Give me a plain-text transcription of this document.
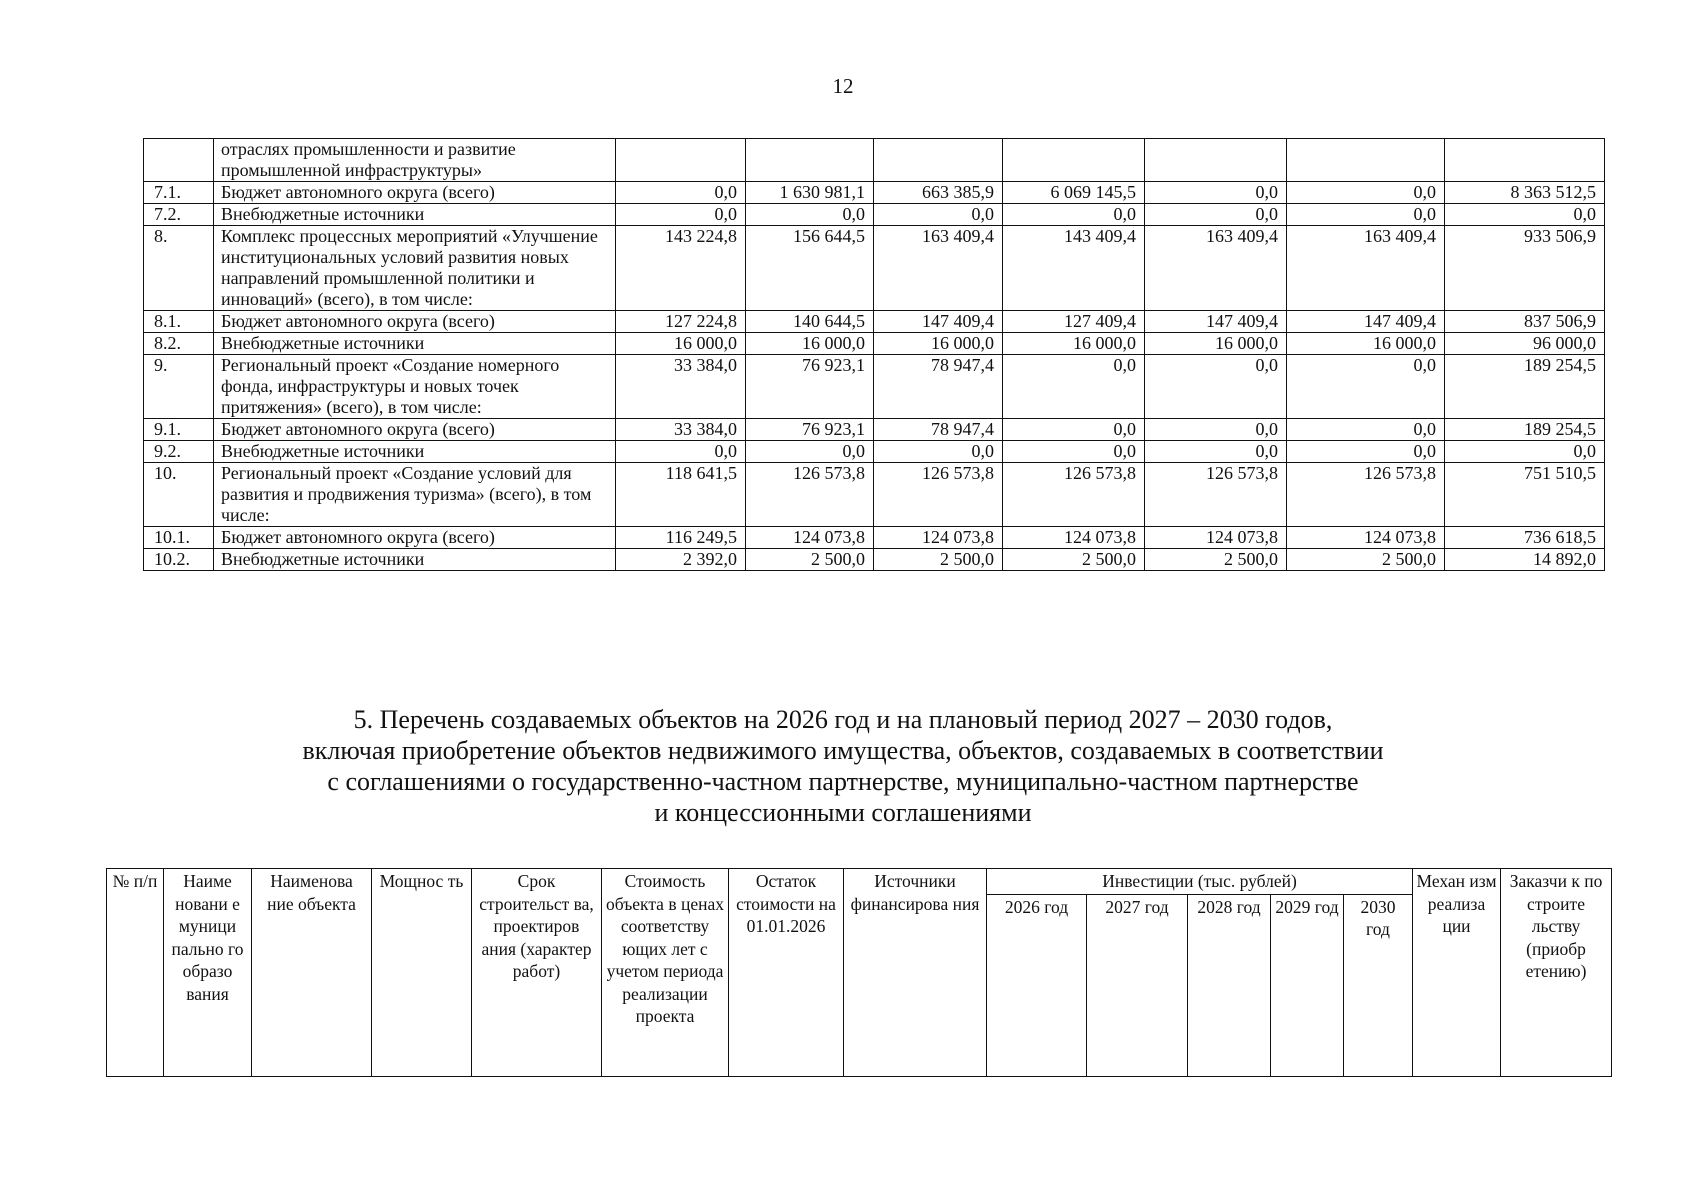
12
	отраслях промышленности и развитие промышленной инфраструктуры»							
7.1.	Бюджет автономного округа (всего)	0,0	1 630 981,1	663 385,9	6 069 145,5	0,0	0,0	8 363 512,5
7.2.	Внебюджетные источники	0,0	0,0	0,0	0,0	0,0	0,0	0,0
8.	Комплекс процессных мероприятий «Улучшение институциональных условий развития новых направлений промышленной политики и инноваций» (всего), в том числе:	143 224,8	156 644,5	163 409,4	143 409,4	163 409,4	163 409,4	933 506,9
8.1.	Бюджет автономного округа (всего)	127 224,8	140 644,5	147 409,4	127 409,4	147 409,4	147 409,4	837 506,9
8.2.	Внебюджетные источники	16 000,0	16 000,0	16 000,0	16 000,0	16 000,0	16 000,0	96 000,0
9.	Региональный проект «Создание номерного фонда, инфраструктуры и новых точек притяжения» (всего), в том числе:	33 384,0	76 923,1	78 947,4	0,0	0,0	0,0	189 254,5
9.1.	Бюджет автономного округа (всего)	33 384,0	76 923,1	78 947,4	0,0	0,0	0,0	189 254,5
9.2.	Внебюджетные источники	0,0	0,0	0,0	0,0	0,0	0,0	0,0
10.	Региональный проект «Создание условий для развития и продвижения туризма» (всего), в том числе:	118 641,5	126 573,8	126 573,8	126 573,8	126 573,8	126 573,8	751 510,5
10.1.	Бюджет автономного округа (всего)	116 249,5	124 073,8	124 073,8	124 073,8	124 073,8	124 073,8	736 618,5
10.2.	Внебюджетные источники	2 392,0	2 500,0	2 500,0	2 500,0	2 500,0	2 500,0	14 892,0
5. Перечень создаваемых объектов на 2026 год и на плановый период 2027 – 2030 годов,
включая приобретение объектов недвижимого имущества, объектов, создаваемых в соответствии
с соглашениями о государственно-частном партнерстве, муниципально-частном партнерстве
и концессионными соглашениями
№ п/п	Наиме новани е муници пально го образо вания	Наименова ние объекта	Мощнос ть	Срок строительст ва, проектиров ания (характер работ)	Стоимость объекта в ценах соответству ющих лет с учетом периода реализации проекта	Остаток стоимости на 01.01.2026	Источники финансирова ния	Инвестиции (тыс. рублей)					Механ изм реализа ции	Заказчи к по строите льству (приобр етению)
								2026 год	2027 год	2028 год	2029 год	2030 год		
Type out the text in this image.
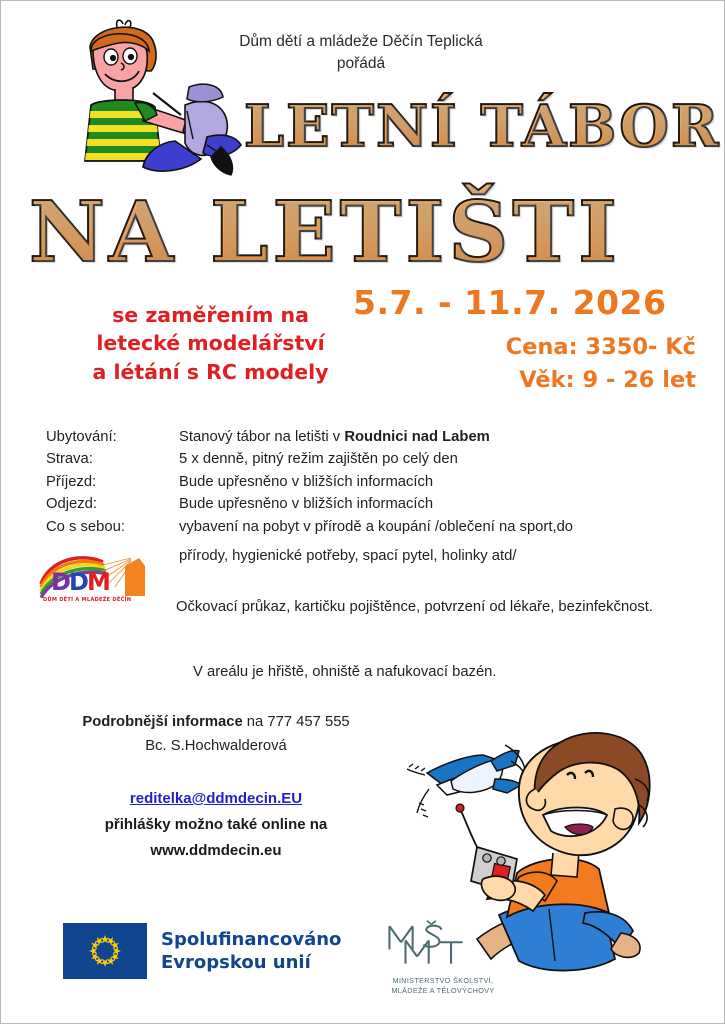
Dům dětí a mládeže Děčín Teplická
pořádá
LETNÍ TÁBOR
NA LETIŠTI
se zaměřením na
letecké modelářství
a létání s RC modely
5.7. - 11.7. 2026
Cena: 3350- Kč
Věk: 9 - 26 let
Ubytování:	Stanový tábor na letišti v Roudnici nad Labem
Strava:	5 x denně, pitný režim zajištěn po celý den
Příjezd:	Bude upřesněno v bližších informacích
Odjezd:	Bude upřesněno v bližších informacích
Co s sebou:	vybavení na pobyt v přírodě a koupání /oblečení na sport,do
přírody, hygienické potřeby, spací pytel, holinky atd/
Očkovací průkaz, kartičku pojištěnce, potvrzení od lékaře, bezinfekčnost.
V areálu je hřiště, ohniště a nafukovací bazén.
D
D
M
DŮM DĚTÍ A MLÁDEŽE DĚČÍN
Podrobnější informace na 777 457 555
Bc. S.Hochwalderová
reditelka@ddmdecin.EU
přihlášky možno také online na
www.ddmdecin.eu
Spolufinancováno
Evropskou unií
MINISTERSTVO ŠKOLSTVÍ,
MLÁDEŽE A TĚLOVÝCHOVY
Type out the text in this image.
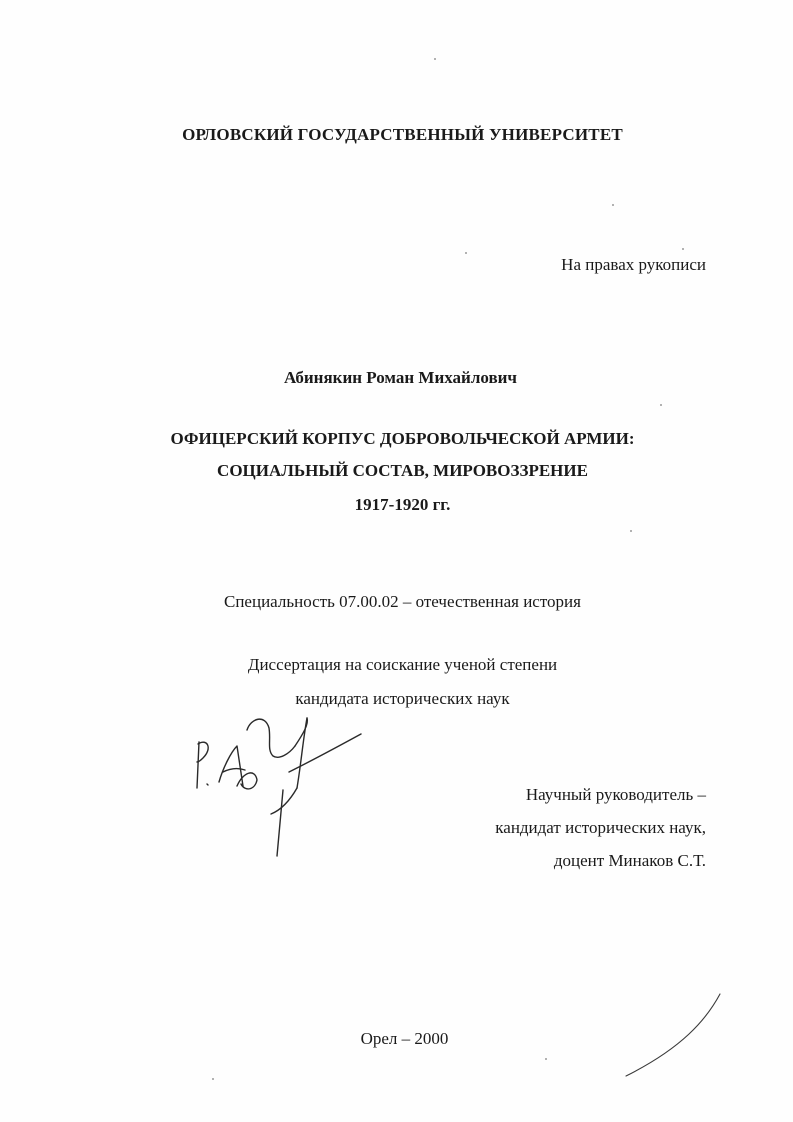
ОРЛОВСКИЙ ГОСУДАРСТВЕННЫЙ УНИВЕРСИТЕТ
На правах рукописи
Абинякин Роман Михайлович
ОФИЦЕРСКИЙ КОРПУС ДОБРОВОЛЬЧЕСКОЙ АРМИИ:
СОЦИАЛЬНЫЙ СОСТАВ, МИРОВОЗЗРЕНИЕ
1917-1920 гг.
Специальность 07.00.02 – отечественная история
Диссертация на соискание ученой степени
кандидата исторических наук
Научный руководитель –
кандидат исторических наук,
доцент Минаков С.Т.
Орел – 2000
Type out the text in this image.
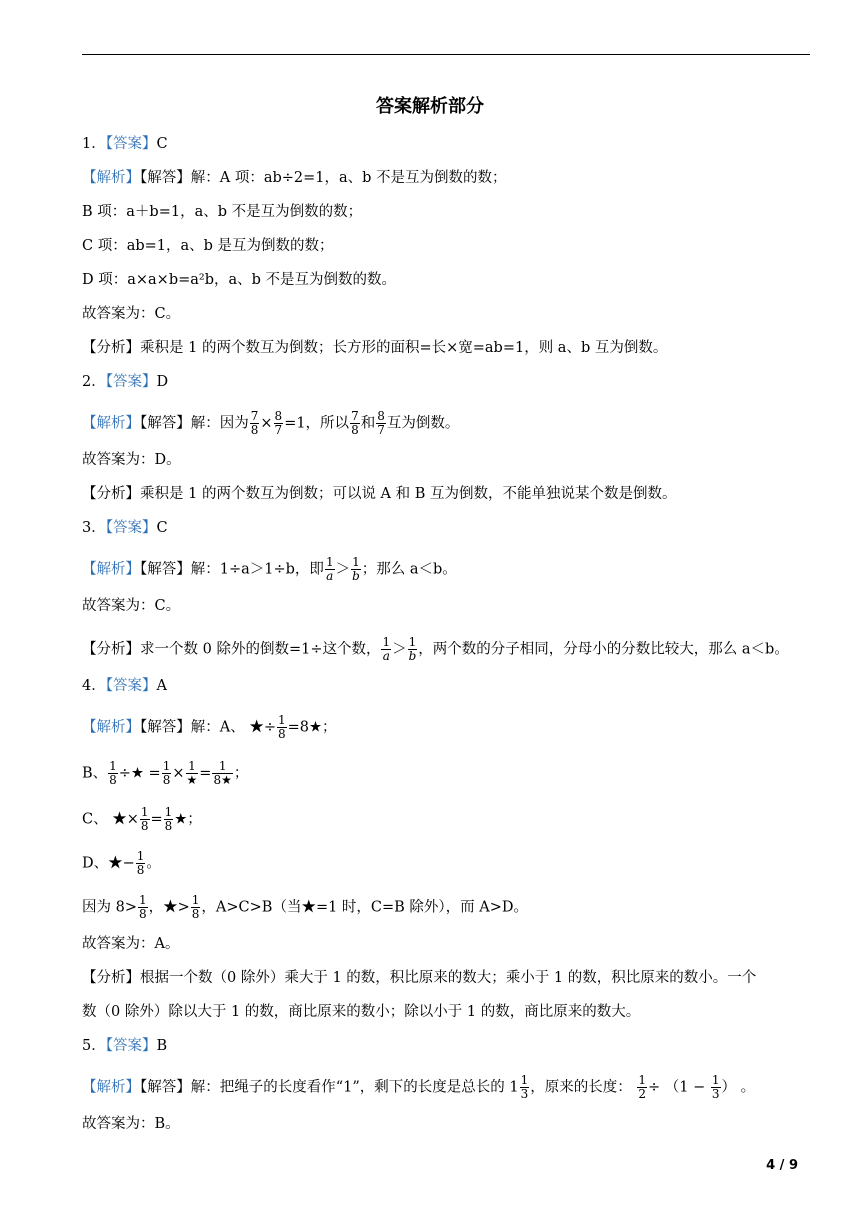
答案解析部分
1．【答案】C
【解析】【解答】解：A 项：ab÷2=1，a、b 不是互为倒数的数；
B 项：a＋b=1，a、b 不是互为倒数的数；
C 项：ab=1，a、b 是互为倒数的数；
D 项：a×a×b=a²b，a、b 不是互为倒数的数。
故答案为：C。
【分析】乘积是 1 的两个数互为倒数；长方形的面积=长×宽=ab=1，则 a、b 互为倒数。
2．【答案】D
【解析】【解答】解：因为 $\frac{7}{8} \times \frac{8}{7} =1$，所以 $\frac{7}{8}$ 和 $\frac{8}{7}$ 互为倒数。
故答案为：D。
【分析】乘积是 1 的两个数互为倒数；可以说 A 和 B 互为倒数，不能单独说某个数是倒数。
3．【答案】C
【解析】【解答】解：1÷a＞1÷b，即 $\frac{1}{a} > \frac{1}{b}$ ；那么 a＜b。
故答案为：C。
【分析】求一个数 0 除外的倒数=1÷这个数， $\frac{1}{a} > \frac{1}{b}$ ，两个数的分子相同，分母小的分数比较大，那么 a＜b。
4．【答案】A
【解析】【解答】解：A、 ★÷ $\frac{1}{8}$ =8★；
B、 $\frac{1}{8}$ ÷★ = $\frac{1}{8} \times \frac{1}{★} = \frac{1}{8★}$ ；
C、 ★× $\frac{1}{8} = \frac{1}{8}$ ★；
D、★− $\frac{1}{8}$ 。
因为 $8> \frac{1}{8}$ ，★> $\frac{1}{8}$ ，A>C>B（当★=1 时，C=B 除外），而 A>D。
故答案为：A。
【分析】根据一个数（0 除外）乘大于 1 的数，积比原来的数大；乘小于 1 的数，积比原来的数小。一个
数（0 除外）除以大于 1 的数，商比原来的数小；除以小于 1 的数，商比原来的数大。
5．【答案】B
【解析】【解答】解：把绳子的长度看作“1”，剩下的长度是总长的 $1 \frac{1}{3}$ ，原来的长度： $\frac{1}{2} \div (1 - \frac{1}{3}$ ） 。
故答案为：B。
4 / 9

* * *

# Work instructions
Determine the number of lines in the listing that contain the string "不是互为倒数的数". Write that number and nothing else.

# In response
3